Exclude the pictures and return every line exactly as written.

Extracted records:
*-*-*

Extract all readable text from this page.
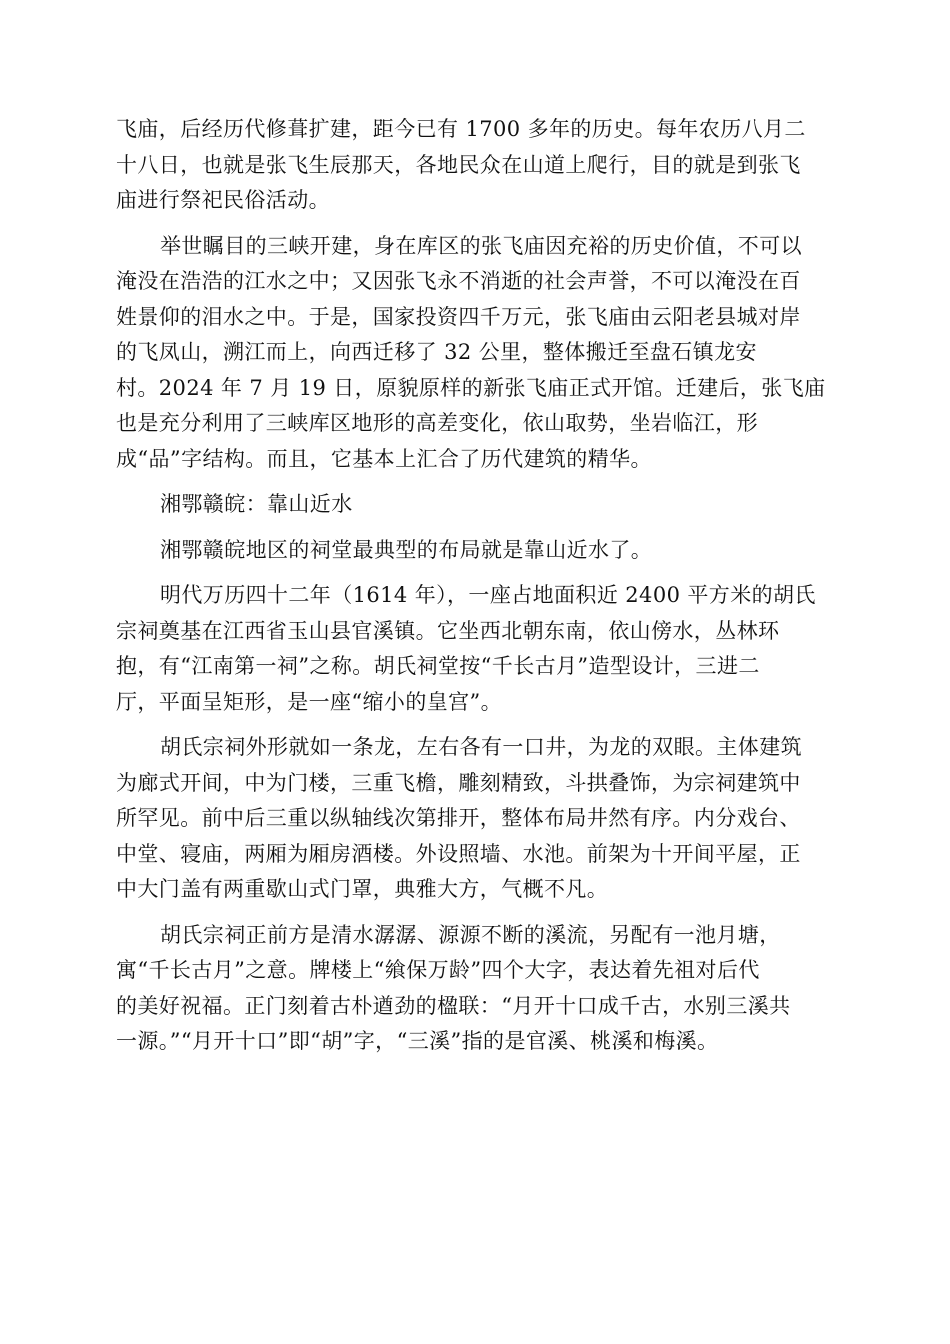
飞庙，后经历代修葺扩建，距今已有 1700 多年的历史。每年农历八月二
十八日，也就是张飞生辰那天，各地民众在山道上爬行，目的就是到张飞
庙进行祭祀民俗活动。
举世瞩目的三峡开建，身在库区的张飞庙因充裕的历史价值，不可以
淹没在浩浩的江水之中；又因张飞永不消逝的社会声誉，不可以淹没在百
姓景仰的泪水之中。于是，国家投资四千万元，张飞庙由云阳老县城对岸
的飞凤山，溯江而上，向西迁移了 32 公里，整体搬迁至盘石镇龙安
村。2024 年 7 月 19 日，原貌原样的新张飞庙正式开馆。迁建后，张飞庙
也是充分利用了三峡库区地形的高差变化，依山取势，坐岩临江，形
成“品”字结构。而且，它基本上汇合了历代建筑的精华。
湘鄂赣皖：靠山近水
湘鄂赣皖地区的祠堂最典型的布局就是靠山近水了。
明代万历四十二年（1614 年），一座占地面积近 2400 平方米的胡氏
宗祠奠基在江西省玉山县官溪镇。它坐西北朝东南，依山傍水，丛林环
抱，有“江南第一祠”之称。胡氏祠堂按“千长古月”造型设计，三进二
厅，平面呈矩形，是一座“缩小的皇宫”。
胡氏宗祠外形就如一条龙，左右各有一口井，为龙的双眼。主体建筑
为廊式开间，中为门楼，三重飞檐，雕刻精致，斗拱叠饰，为宗祠建筑中
所罕见。前中后三重以纵轴线次第排开，整体布局井然有序。内分戏台、
中堂、寝庙，两厢为厢房酒楼。外设照墙、水池。前架为十开间平屋，正
中大门盖有两重歇山式门罩，典雅大方，气概不凡。
胡氏宗祠正前方是清水潺潺、源源不断的溪流，另配有一池月塘，
寓“千长古月”之意。牌楼上“飨保万龄”四个大字，表达着先祖对后代
的美好祝福。正门刻着古朴遒劲的楹联：“月开十口成千古，水别三溪共
一源。”“月开十口”即“胡”字，“三溪”指的是官溪、桃溪和梅溪。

*-*-*

The answer:
Extract all readable text from this page.
飞庙，后经历代修葺扩建，距今已有 1700 多年的历史。每年农历八月二
十八日，也就是张飞生辰那天，各地民众在山道上爬行，目的就是到张飞
庙进行祭祀民俗活动。
举世瞩目的三峡开建，身在库区的张飞庙因充裕的历史价值，不可以
淹没在浩浩的江水之中；又因张飞永不消逝的社会声誉，不可以淹没在百
姓景仰的泪水之中。于是，国家投资四千万元，张飞庙由云阳老县城对岸
的飞凤山，溯江而上，向西迁移了 32 公里，整体搬迁至盘石镇龙安
村。2024 年 7 月 19 日，原貌原样的新张飞庙正式开馆。迁建后，张飞庙
也是充分利用了三峡库区地形的高差变化，依山取势，坐岩临江，形
成“品”字结构。而且，它基本上汇合了历代建筑的精华。
湘鄂赣皖：靠山近水
湘鄂赣皖地区的祠堂最典型的布局就是靠山近水了。
明代万历四十二年（1614 年），一座占地面积近 2400 平方米的胡氏
宗祠奠基在江西省玉山县官溪镇。它坐西北朝东南，依山傍水，丛林环
抱，有“江南第一祠”之称。胡氏祠堂按“千长古月”造型设计，三进二
厅，平面呈矩形，是一座“缩小的皇宫”。
胡氏宗祠外形就如一条龙，左右各有一口井，为龙的双眼。主体建筑
为廊式开间，中为门楼，三重飞檐，雕刻精致，斗拱叠饰，为宗祠建筑中
所罕见。前中后三重以纵轴线次第排开，整体布局井然有序。内分戏台、
中堂、寝庙，两厢为厢房酒楼。外设照墙、水池。前架为十开间平屋，正
中大门盖有两重歇山式门罩，典雅大方，气概不凡。
胡氏宗祠正前方是清水潺潺、源源不断的溪流，另配有一池月塘，
寓“千长古月”之意。牌楼上“飨保万龄”四个大字，表达着先祖对后代
的美好祝福。正门刻着古朴遒劲的楹联：“月开十口成千古，水别三溪共
一源。”“月开十口”即“胡”字，“三溪”指的是官溪、桃溪和梅溪。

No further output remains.